Task requirements:
In the records below, copy the lines verbatim from the line containing "191, 226, 195]" to the line containing "243, 244, 248]", including both of those lines.

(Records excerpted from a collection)
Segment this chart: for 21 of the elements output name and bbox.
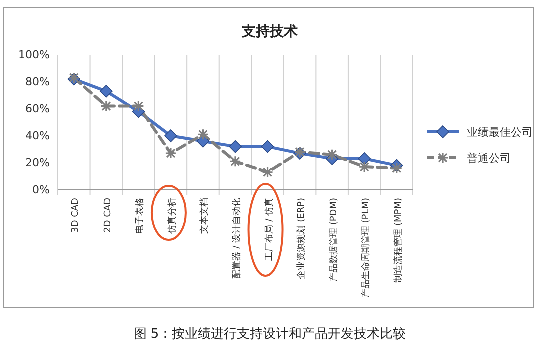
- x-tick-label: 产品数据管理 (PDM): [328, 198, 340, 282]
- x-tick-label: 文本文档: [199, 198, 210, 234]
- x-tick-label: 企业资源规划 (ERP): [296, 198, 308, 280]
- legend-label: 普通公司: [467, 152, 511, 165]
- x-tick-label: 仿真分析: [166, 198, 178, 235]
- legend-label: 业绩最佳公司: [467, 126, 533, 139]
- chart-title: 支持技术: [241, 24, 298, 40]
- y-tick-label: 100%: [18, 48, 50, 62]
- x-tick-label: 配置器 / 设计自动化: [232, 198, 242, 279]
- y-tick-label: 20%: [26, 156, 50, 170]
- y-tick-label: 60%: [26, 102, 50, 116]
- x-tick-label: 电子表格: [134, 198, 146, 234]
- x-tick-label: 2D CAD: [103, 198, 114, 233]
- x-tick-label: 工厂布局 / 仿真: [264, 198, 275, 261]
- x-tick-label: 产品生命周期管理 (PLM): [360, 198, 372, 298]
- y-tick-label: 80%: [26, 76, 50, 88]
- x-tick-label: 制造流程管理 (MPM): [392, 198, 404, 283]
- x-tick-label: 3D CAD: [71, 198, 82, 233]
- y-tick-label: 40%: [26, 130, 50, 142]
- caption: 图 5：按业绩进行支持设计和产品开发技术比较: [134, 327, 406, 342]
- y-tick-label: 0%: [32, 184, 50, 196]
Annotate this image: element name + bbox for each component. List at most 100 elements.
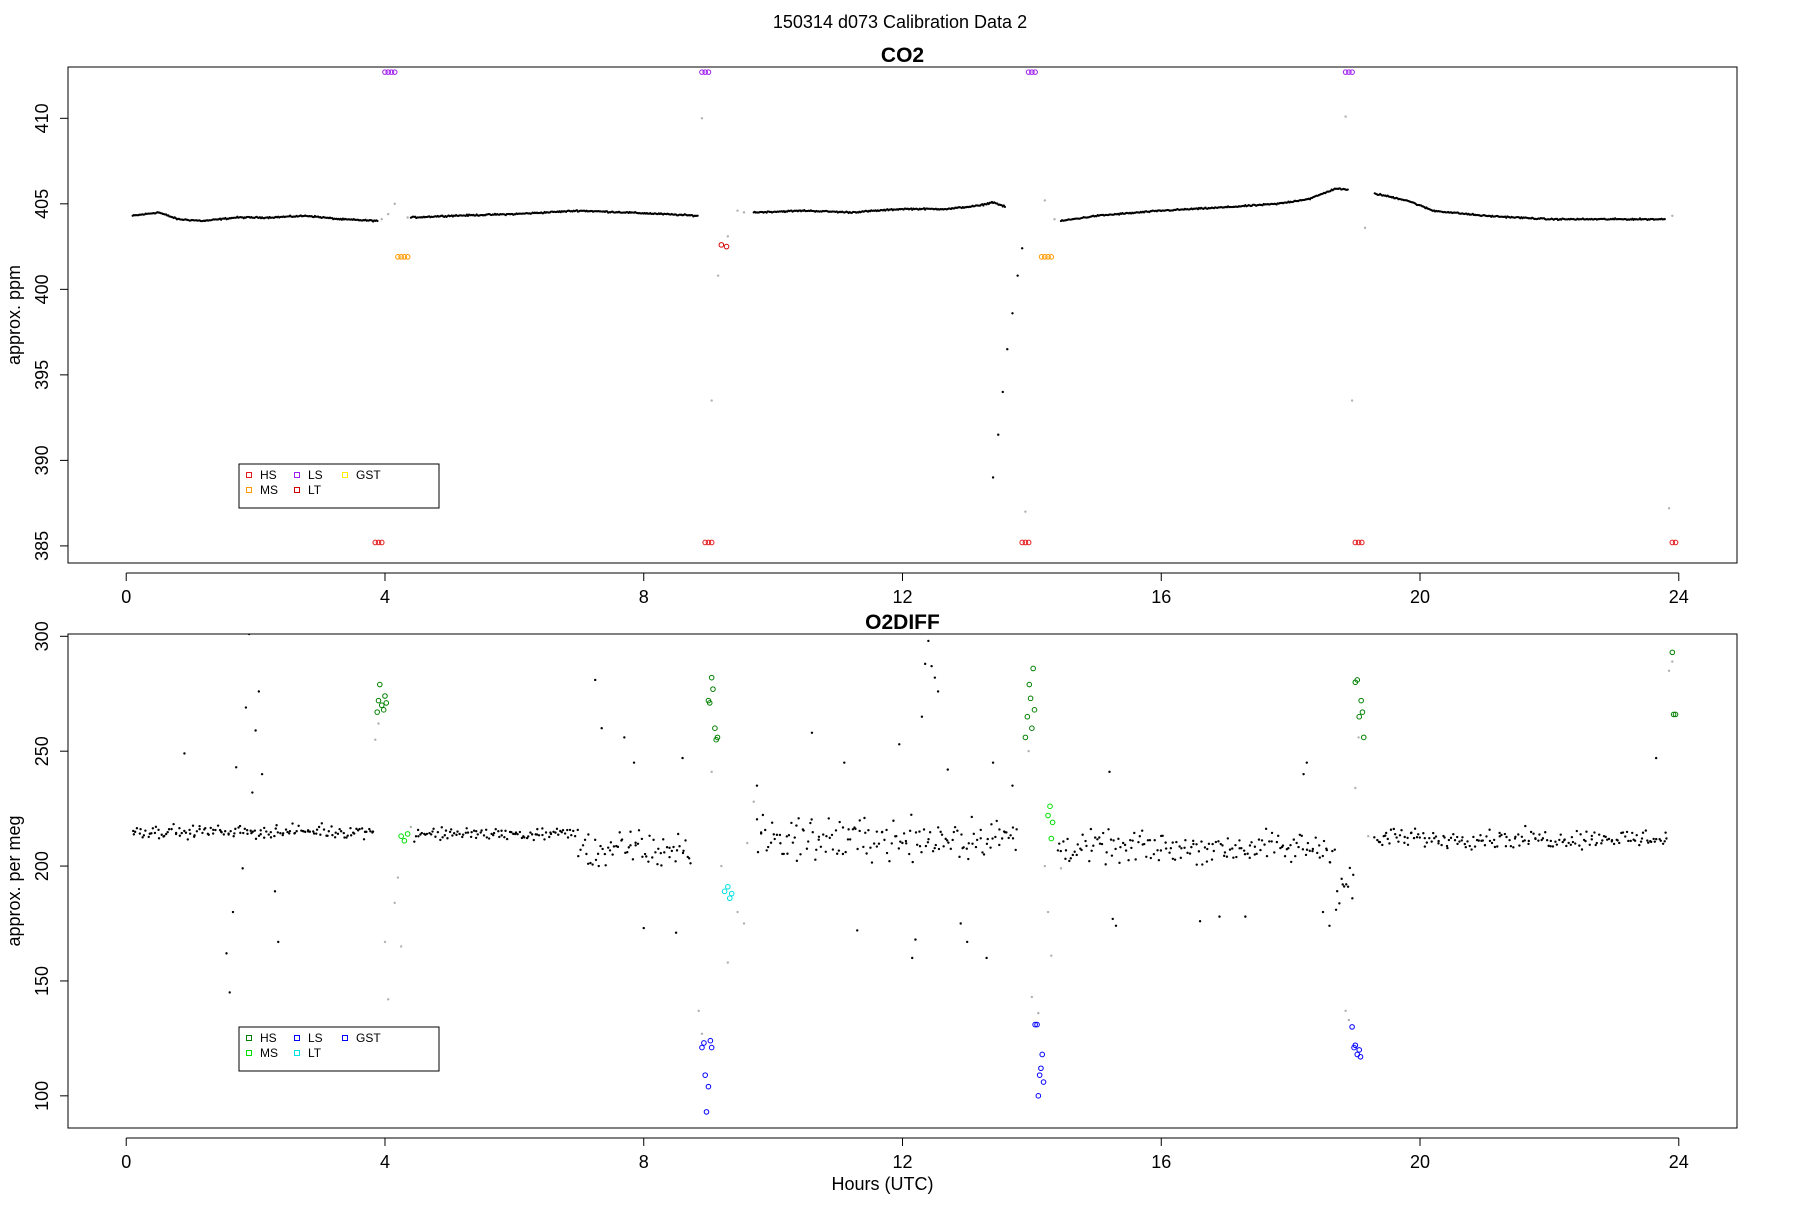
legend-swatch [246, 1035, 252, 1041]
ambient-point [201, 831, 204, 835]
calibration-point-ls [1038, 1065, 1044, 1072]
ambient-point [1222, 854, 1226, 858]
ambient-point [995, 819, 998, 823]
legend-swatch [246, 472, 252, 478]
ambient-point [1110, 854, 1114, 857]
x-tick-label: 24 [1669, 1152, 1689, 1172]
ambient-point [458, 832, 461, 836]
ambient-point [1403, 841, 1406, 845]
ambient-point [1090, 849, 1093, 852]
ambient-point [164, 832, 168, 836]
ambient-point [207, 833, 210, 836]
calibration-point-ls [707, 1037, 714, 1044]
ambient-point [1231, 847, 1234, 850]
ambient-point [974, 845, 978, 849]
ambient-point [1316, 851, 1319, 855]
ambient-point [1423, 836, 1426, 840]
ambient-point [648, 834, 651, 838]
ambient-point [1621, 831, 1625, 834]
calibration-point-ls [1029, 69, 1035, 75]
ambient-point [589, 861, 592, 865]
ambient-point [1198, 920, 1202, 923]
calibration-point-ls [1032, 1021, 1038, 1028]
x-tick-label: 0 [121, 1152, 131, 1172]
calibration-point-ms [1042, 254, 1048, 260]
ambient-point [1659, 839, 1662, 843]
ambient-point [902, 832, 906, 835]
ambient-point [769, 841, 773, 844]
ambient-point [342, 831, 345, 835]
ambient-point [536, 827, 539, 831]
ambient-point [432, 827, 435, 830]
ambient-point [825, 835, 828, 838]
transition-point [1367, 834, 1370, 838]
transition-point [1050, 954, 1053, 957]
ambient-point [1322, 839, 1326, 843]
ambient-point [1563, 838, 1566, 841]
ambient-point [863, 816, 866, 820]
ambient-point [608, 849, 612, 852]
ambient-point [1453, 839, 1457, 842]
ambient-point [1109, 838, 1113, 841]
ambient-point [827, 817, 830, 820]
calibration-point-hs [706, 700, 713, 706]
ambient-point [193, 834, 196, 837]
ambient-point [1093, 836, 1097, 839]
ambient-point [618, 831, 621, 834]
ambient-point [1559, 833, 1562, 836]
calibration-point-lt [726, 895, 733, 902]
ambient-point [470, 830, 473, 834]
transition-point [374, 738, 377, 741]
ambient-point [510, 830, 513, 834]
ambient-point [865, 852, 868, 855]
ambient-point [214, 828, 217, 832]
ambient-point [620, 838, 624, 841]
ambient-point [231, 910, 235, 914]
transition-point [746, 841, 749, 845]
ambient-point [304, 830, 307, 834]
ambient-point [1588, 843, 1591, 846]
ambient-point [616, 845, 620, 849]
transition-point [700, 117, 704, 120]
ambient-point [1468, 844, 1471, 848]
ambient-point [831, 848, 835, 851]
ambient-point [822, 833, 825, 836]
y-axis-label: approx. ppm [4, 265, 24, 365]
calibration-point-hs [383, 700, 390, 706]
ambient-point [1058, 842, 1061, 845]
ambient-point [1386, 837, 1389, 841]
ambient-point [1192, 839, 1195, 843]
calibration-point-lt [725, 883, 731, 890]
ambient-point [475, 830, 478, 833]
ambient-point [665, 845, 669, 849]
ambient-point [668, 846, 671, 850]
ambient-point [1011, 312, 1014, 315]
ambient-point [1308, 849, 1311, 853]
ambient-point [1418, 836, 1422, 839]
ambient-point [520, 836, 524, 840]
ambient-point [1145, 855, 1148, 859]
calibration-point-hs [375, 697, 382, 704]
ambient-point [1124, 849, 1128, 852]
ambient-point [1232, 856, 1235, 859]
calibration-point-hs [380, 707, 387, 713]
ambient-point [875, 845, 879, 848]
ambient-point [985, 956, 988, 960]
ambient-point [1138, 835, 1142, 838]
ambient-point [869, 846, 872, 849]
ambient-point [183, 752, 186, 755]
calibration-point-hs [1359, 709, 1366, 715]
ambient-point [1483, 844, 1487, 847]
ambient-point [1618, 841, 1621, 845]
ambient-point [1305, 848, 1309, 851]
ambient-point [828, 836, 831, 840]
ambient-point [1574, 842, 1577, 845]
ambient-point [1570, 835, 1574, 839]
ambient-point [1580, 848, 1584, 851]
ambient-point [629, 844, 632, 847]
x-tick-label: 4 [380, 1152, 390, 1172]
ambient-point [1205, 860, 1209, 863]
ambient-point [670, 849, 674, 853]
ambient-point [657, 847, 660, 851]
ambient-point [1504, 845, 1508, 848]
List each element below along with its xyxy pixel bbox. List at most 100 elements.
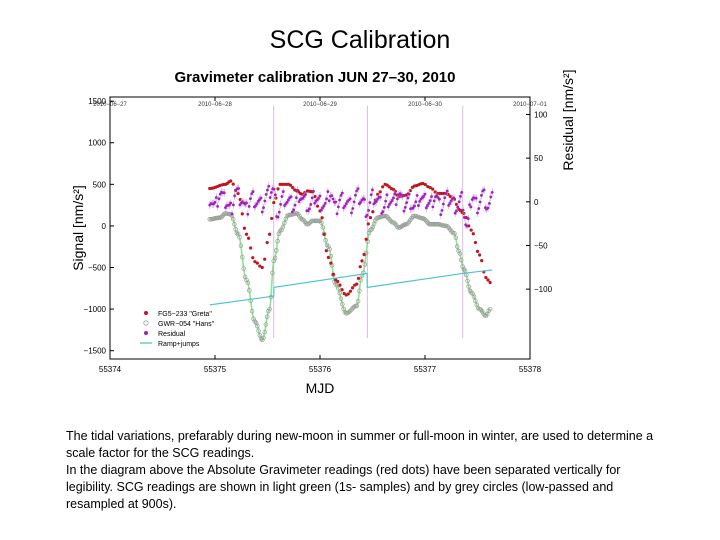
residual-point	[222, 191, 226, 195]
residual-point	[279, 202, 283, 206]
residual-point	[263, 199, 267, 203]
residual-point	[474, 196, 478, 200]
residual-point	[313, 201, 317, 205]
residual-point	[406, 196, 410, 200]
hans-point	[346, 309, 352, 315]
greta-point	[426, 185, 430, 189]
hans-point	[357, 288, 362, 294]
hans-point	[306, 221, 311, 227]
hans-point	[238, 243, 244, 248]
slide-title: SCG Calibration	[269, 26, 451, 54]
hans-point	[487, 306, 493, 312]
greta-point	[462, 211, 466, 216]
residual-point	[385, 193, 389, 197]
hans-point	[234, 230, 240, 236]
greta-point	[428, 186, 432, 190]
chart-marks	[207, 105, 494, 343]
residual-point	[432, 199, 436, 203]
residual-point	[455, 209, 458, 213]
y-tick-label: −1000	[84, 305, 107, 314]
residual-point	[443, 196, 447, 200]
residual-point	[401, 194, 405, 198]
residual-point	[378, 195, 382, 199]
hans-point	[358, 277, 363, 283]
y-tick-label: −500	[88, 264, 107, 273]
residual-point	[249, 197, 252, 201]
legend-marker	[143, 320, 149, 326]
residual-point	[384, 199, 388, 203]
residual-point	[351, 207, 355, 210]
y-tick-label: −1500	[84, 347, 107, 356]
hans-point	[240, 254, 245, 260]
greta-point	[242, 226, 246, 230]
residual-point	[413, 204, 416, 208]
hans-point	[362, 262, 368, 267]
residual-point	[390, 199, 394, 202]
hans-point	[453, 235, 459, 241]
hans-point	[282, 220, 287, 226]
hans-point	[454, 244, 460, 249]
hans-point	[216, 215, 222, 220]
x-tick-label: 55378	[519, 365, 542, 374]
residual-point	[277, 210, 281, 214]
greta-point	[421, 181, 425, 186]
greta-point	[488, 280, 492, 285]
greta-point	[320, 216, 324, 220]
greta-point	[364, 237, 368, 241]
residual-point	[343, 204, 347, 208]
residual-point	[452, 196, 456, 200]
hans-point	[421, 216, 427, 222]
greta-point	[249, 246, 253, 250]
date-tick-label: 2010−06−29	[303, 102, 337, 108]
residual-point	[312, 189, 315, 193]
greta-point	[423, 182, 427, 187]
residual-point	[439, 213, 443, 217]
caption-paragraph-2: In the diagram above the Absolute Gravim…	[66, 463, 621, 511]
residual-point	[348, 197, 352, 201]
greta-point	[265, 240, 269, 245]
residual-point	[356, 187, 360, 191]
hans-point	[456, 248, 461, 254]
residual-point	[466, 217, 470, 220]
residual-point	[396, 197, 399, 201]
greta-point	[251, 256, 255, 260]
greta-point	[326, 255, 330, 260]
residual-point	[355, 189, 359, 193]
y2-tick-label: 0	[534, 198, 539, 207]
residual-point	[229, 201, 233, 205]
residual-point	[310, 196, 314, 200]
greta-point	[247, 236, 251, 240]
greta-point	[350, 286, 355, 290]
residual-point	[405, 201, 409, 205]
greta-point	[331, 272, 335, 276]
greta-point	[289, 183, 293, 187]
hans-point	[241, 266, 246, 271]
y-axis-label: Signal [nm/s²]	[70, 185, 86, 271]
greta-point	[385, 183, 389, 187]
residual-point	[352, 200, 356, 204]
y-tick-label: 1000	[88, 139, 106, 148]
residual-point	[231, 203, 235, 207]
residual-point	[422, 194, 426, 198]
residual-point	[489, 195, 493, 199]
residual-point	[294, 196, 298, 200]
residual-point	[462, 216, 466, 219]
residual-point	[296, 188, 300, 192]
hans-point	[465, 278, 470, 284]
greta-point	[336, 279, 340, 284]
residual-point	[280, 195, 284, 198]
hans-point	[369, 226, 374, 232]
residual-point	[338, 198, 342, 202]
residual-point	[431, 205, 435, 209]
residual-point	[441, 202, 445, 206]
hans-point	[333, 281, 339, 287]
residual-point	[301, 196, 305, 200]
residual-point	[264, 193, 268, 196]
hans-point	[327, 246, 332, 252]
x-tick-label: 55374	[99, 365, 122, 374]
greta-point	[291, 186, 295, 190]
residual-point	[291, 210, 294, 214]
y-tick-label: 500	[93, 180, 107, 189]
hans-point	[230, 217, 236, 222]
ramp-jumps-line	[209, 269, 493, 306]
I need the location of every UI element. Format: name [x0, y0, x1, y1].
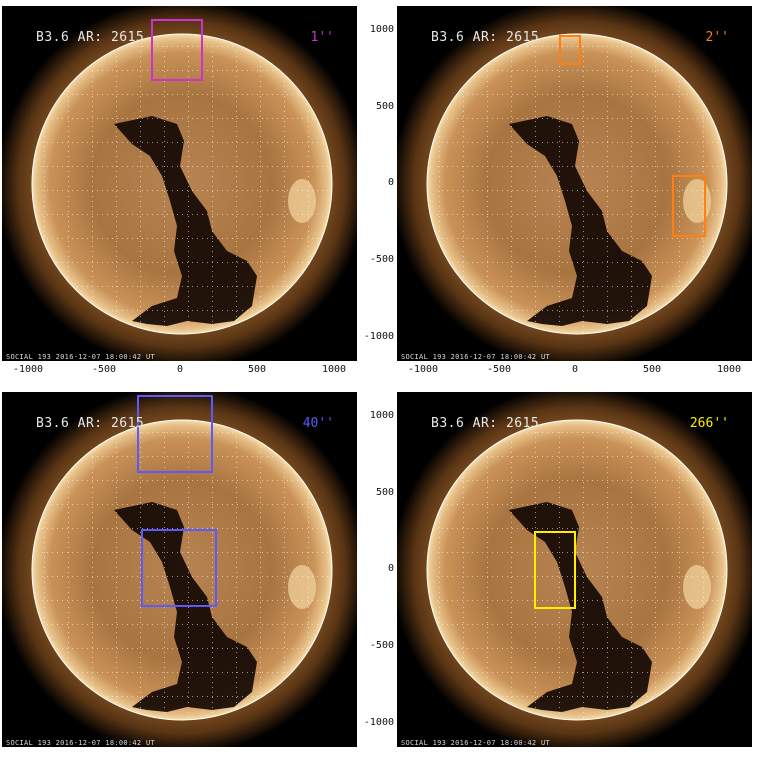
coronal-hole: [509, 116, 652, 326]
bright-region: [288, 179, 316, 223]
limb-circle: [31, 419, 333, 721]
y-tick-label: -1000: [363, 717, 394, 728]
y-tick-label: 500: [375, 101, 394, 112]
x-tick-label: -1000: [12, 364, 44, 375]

Result of the exercise:
residual-point	[222, 191, 226, 195]
residual-point	[279, 202, 283, 206]
residual-point	[263, 199, 267, 203]
residual-point	[474, 196, 478, 200]
residual-point	[313, 201, 317, 205]
residual-point	[406, 196, 410, 200]
hans-point	[346, 309, 352, 315]
greta-point	[426, 185, 430, 189]
hans-point	[357, 288, 362, 294]
hans-point	[306, 221, 311, 227]
hans-point	[238, 243, 244, 248]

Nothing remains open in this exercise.